• [Work to complete]:
Copy every line in the records below that contains the word "Magadju".

— START OF Data shown —

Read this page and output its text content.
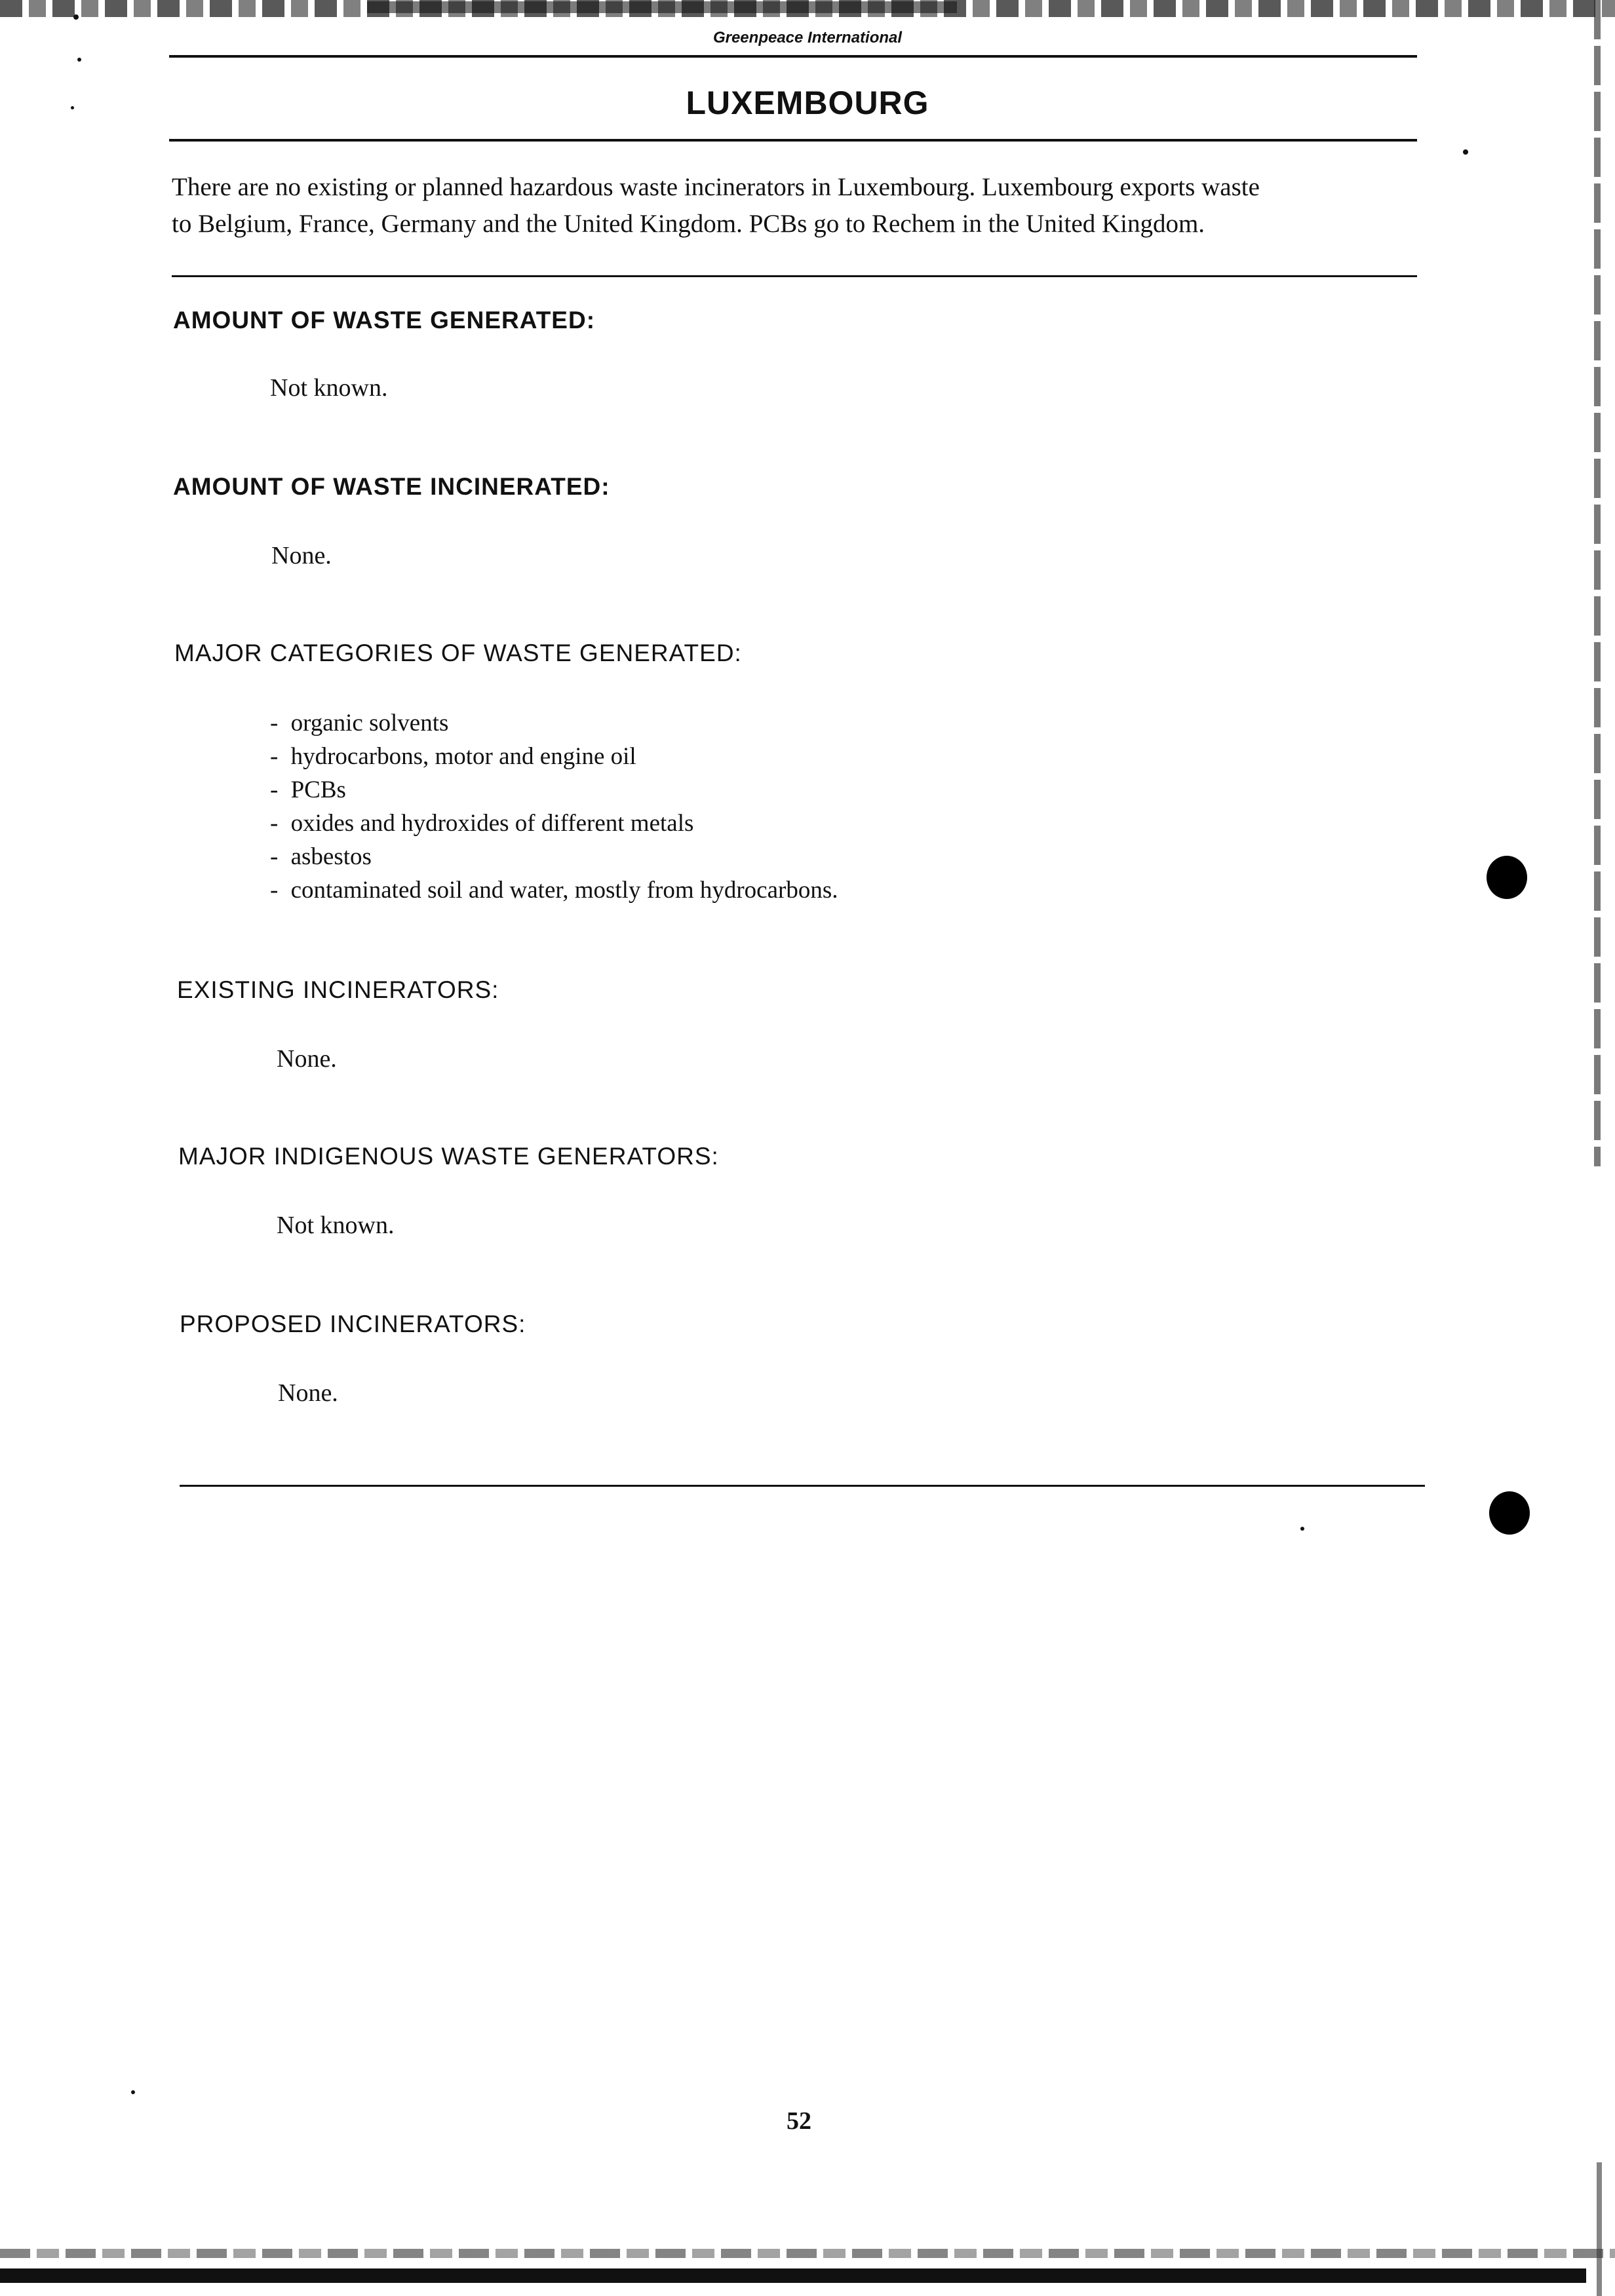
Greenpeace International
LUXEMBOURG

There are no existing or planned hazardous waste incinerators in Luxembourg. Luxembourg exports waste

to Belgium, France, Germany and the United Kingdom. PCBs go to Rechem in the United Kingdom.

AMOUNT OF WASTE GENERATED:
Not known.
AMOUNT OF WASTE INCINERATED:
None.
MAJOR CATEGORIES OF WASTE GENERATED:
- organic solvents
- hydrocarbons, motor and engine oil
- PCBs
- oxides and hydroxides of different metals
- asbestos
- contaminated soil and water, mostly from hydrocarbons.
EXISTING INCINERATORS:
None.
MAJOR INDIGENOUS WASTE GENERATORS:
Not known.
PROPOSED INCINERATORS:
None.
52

— END OF Data shown —
— START OF Data shown —

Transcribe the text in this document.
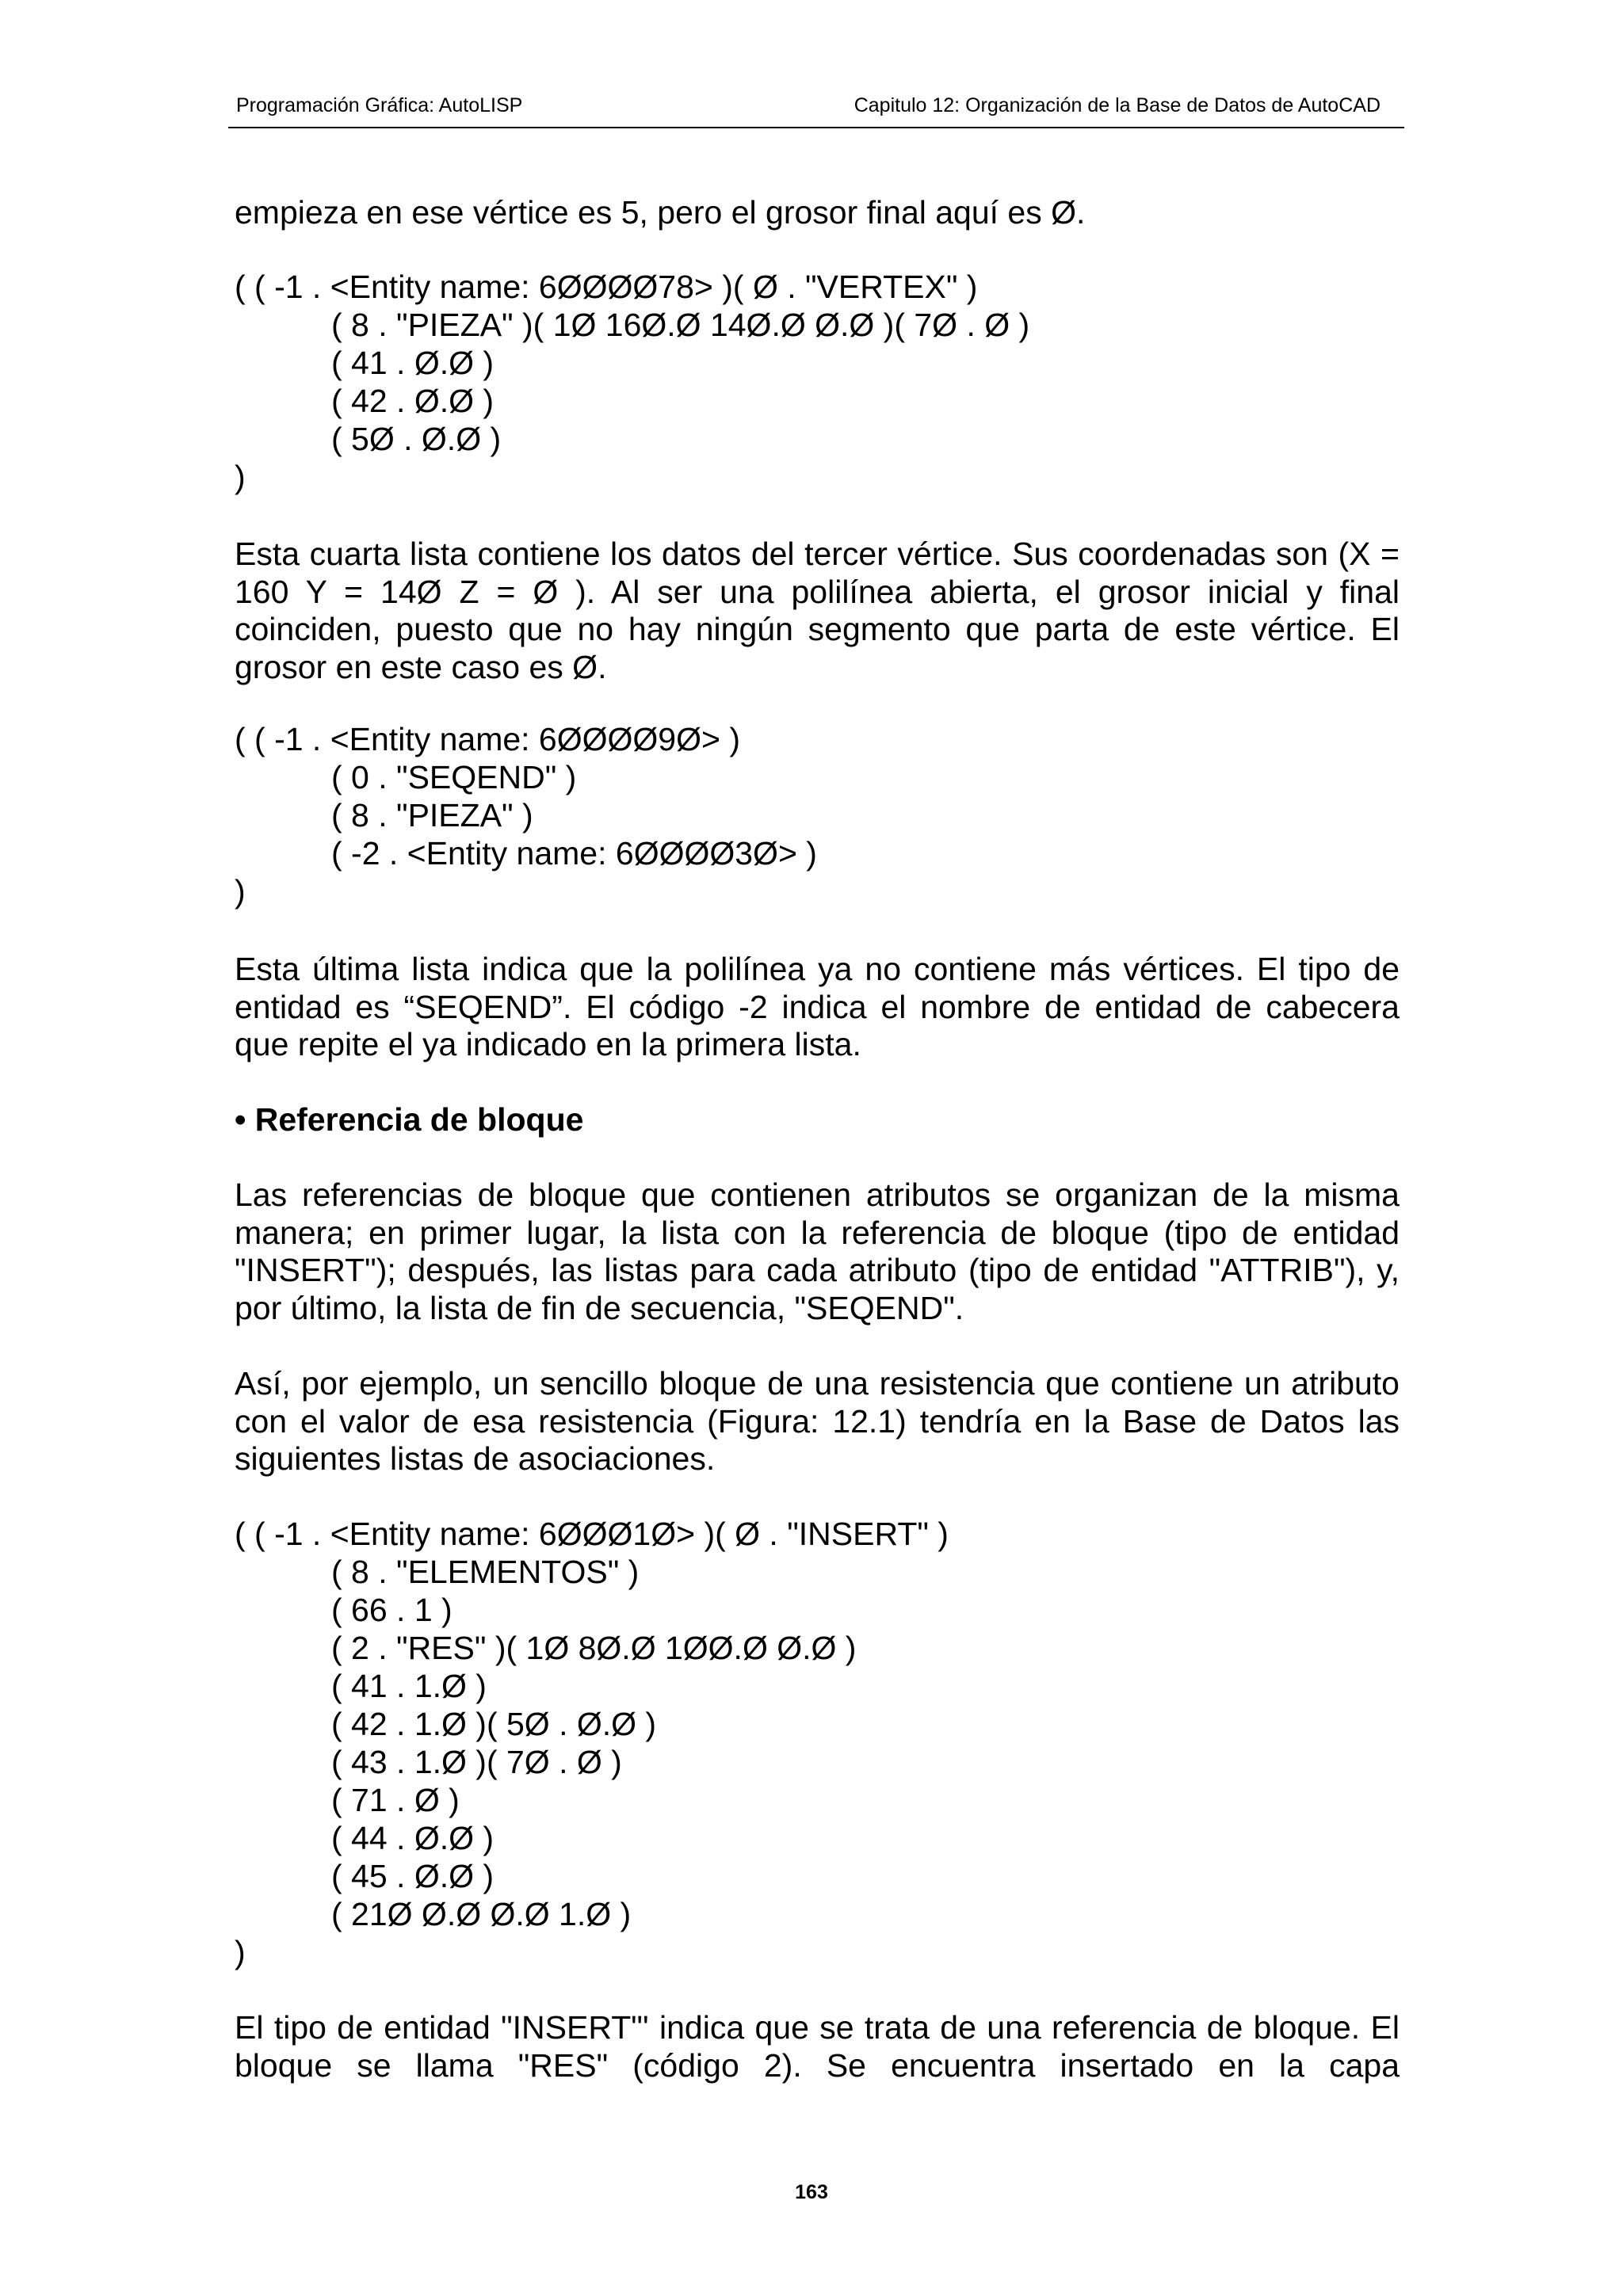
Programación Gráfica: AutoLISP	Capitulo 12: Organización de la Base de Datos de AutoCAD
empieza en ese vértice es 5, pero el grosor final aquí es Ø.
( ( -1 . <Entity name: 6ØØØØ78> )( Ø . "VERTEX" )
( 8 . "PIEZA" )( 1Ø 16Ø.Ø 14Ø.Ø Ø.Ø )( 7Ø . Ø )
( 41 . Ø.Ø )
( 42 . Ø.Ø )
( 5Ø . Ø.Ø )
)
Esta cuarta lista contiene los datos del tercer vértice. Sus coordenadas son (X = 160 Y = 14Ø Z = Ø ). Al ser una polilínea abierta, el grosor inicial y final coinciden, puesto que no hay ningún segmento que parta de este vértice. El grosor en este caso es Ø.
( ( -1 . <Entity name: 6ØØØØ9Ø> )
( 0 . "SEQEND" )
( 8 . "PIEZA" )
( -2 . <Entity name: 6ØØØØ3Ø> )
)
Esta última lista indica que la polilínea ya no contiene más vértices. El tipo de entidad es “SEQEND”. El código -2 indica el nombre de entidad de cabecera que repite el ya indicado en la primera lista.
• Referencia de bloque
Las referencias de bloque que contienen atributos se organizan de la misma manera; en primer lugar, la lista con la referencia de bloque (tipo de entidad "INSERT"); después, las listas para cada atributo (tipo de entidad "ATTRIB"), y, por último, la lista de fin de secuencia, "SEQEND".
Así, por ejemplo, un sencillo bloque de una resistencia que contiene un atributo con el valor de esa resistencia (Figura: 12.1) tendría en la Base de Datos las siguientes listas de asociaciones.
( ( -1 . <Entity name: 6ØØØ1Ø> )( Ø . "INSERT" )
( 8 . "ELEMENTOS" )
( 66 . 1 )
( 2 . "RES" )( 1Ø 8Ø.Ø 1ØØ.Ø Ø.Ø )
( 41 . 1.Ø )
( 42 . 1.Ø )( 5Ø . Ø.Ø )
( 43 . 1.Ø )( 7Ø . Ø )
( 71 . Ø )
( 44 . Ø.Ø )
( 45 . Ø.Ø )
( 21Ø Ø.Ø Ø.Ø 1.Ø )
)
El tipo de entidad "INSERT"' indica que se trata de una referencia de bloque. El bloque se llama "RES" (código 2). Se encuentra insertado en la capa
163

— END OF Data shown —
— START OF Data shown —

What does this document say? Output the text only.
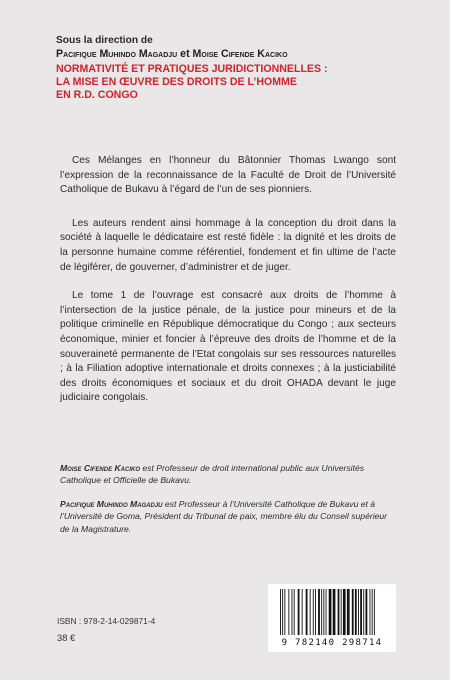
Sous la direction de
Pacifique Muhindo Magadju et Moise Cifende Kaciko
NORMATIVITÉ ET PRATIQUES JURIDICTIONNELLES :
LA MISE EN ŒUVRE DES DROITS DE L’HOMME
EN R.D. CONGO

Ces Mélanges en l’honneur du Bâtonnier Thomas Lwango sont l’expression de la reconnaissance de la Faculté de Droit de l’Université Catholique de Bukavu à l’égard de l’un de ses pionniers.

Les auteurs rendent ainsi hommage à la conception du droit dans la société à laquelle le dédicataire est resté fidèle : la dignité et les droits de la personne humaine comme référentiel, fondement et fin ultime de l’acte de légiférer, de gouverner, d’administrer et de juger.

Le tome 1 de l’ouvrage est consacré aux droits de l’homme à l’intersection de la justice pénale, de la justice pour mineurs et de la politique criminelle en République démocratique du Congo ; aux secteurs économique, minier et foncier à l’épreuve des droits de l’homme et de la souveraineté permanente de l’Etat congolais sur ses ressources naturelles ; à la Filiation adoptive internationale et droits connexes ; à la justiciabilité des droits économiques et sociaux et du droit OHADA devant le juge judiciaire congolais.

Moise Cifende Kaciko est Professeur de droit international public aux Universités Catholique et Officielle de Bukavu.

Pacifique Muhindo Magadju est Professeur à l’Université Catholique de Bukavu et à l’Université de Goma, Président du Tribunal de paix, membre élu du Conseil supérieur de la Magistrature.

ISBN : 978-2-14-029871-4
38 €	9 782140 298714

— END OF Data shown —

• [Complete output]:
Pacifique Muhindo Magadju et Moise Cifende Kaciko
Pacifique Muhindo Magadju est Professeur à l’Université Catholique de Bukavu et à l’Université de Goma, Président du Tribunal de paix, membre élu du Conseil supérieur de la Magistrature.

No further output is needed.